Among the lines listed below, count those that include the string "fridge", and state only the count.

--- BEGIN DATA FOR THIS TASK ---

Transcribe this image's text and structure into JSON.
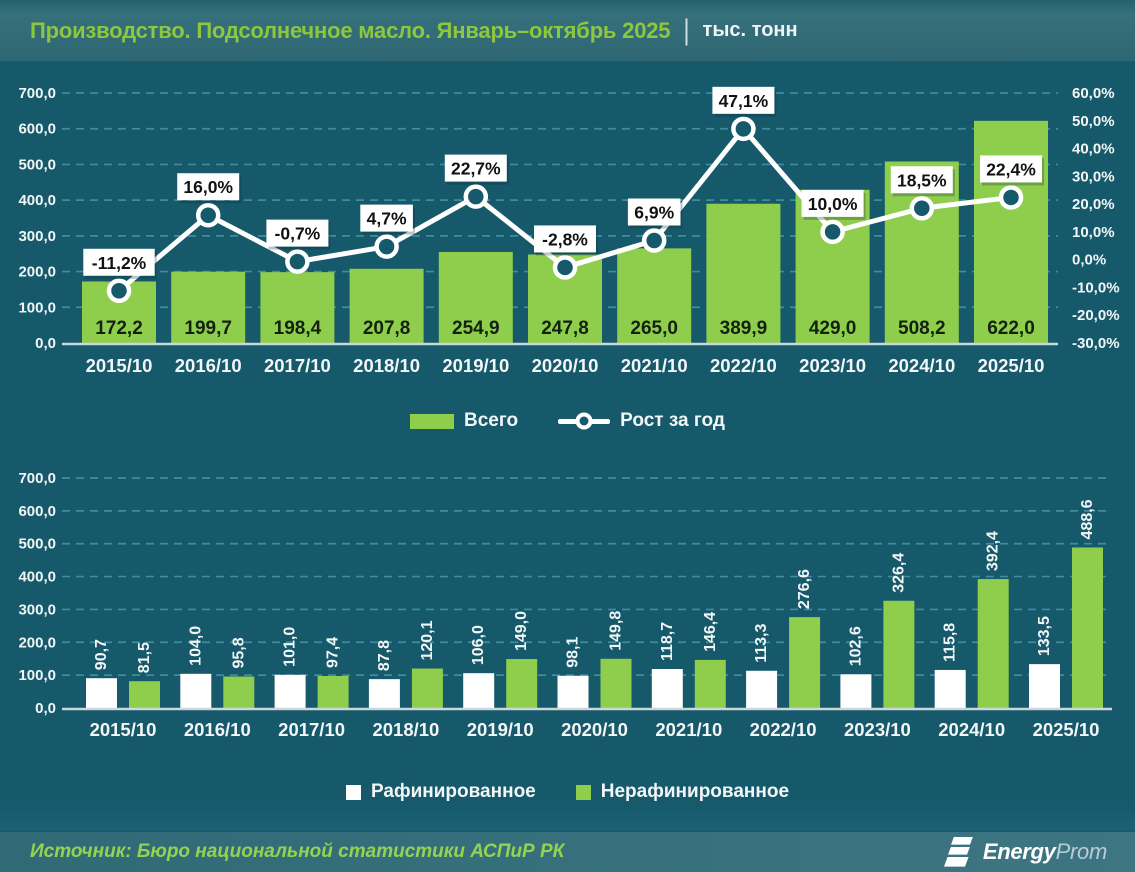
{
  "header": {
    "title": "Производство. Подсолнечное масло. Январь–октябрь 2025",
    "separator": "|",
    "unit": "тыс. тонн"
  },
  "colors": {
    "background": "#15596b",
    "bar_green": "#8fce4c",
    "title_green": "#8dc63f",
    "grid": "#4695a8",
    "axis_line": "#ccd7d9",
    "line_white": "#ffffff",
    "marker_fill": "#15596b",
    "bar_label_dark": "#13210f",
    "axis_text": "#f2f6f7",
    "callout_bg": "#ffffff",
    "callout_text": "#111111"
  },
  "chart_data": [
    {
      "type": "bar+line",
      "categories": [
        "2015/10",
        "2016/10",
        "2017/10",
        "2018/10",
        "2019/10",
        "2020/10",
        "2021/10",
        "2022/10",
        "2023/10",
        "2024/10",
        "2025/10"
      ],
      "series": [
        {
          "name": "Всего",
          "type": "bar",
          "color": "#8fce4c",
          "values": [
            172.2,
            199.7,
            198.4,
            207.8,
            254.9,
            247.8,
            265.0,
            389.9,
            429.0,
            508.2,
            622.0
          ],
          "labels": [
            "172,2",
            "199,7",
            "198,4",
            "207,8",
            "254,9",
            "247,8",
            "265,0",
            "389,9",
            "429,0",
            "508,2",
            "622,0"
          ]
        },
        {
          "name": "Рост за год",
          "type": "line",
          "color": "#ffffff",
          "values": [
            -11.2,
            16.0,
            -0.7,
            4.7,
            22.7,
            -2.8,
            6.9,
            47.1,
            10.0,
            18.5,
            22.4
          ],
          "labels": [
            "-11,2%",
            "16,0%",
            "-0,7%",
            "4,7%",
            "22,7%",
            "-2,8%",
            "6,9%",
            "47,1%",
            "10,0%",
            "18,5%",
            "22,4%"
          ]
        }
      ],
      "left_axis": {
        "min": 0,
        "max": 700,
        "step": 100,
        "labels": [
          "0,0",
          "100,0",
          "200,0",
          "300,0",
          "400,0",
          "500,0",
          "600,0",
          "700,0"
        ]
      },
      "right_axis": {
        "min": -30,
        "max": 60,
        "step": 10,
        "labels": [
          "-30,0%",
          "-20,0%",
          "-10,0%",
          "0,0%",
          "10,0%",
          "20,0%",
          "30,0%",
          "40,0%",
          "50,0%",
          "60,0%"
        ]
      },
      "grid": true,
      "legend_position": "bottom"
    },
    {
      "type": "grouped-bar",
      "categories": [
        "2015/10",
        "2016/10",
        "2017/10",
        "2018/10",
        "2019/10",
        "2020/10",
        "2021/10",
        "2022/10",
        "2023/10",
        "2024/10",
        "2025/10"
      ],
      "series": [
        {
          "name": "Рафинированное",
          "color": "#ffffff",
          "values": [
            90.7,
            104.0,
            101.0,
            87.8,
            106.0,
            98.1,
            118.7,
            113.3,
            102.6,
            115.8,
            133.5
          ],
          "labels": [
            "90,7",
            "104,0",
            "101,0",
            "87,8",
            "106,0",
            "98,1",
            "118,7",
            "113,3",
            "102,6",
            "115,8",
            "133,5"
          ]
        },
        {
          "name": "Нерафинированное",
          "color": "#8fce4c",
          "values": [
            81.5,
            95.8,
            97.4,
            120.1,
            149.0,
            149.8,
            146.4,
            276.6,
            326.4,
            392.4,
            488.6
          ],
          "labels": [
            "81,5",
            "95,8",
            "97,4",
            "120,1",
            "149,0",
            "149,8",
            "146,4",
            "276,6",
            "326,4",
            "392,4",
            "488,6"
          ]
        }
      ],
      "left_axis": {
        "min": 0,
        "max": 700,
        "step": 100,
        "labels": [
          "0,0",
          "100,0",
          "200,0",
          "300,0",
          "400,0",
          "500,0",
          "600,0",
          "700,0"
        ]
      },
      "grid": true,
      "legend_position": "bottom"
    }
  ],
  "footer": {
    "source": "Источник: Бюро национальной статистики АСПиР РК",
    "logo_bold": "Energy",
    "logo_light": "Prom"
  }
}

--- END DATA FOR THIS TASK ---
--- BEGIN DATA FOR THIS TASK ---

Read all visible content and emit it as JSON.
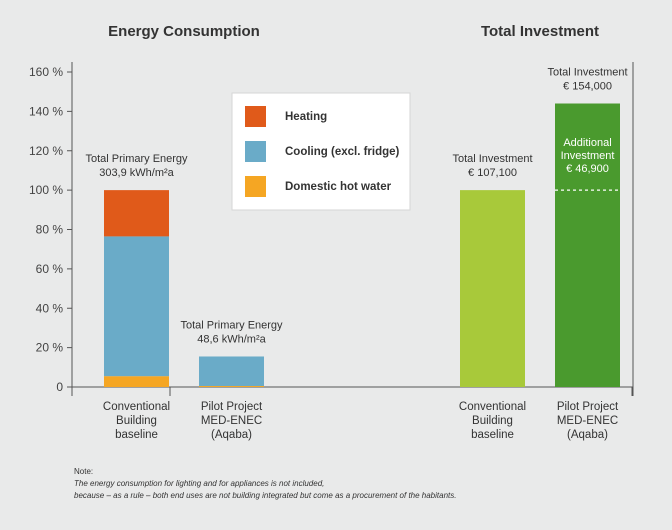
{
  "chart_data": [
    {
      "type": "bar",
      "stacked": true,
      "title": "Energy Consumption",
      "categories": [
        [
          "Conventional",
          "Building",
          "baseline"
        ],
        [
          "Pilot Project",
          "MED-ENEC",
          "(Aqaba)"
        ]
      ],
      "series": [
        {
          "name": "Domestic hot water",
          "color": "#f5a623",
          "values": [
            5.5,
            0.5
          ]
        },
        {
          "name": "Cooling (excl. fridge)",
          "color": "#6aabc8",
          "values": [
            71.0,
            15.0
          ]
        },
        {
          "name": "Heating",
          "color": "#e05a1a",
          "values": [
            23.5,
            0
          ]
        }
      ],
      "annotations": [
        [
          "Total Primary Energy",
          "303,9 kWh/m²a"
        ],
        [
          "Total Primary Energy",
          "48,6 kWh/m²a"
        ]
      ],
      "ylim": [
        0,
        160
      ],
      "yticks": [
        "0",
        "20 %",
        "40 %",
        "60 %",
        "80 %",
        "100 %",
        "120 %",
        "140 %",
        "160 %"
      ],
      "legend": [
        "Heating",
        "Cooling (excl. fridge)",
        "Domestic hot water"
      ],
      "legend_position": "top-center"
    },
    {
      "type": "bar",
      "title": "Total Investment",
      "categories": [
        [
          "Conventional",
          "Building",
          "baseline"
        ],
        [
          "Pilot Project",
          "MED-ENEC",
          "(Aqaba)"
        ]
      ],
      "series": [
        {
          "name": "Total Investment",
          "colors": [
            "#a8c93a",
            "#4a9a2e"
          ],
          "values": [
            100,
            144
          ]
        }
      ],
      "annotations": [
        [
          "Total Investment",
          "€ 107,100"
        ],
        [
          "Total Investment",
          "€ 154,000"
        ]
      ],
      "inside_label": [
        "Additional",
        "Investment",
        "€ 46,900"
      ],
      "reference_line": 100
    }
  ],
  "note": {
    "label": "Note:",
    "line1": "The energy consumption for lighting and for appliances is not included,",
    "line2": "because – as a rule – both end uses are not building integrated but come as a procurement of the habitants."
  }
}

--- END DATA FOR THIS TASK ---

● **RESULT FOR THIS TASK**
2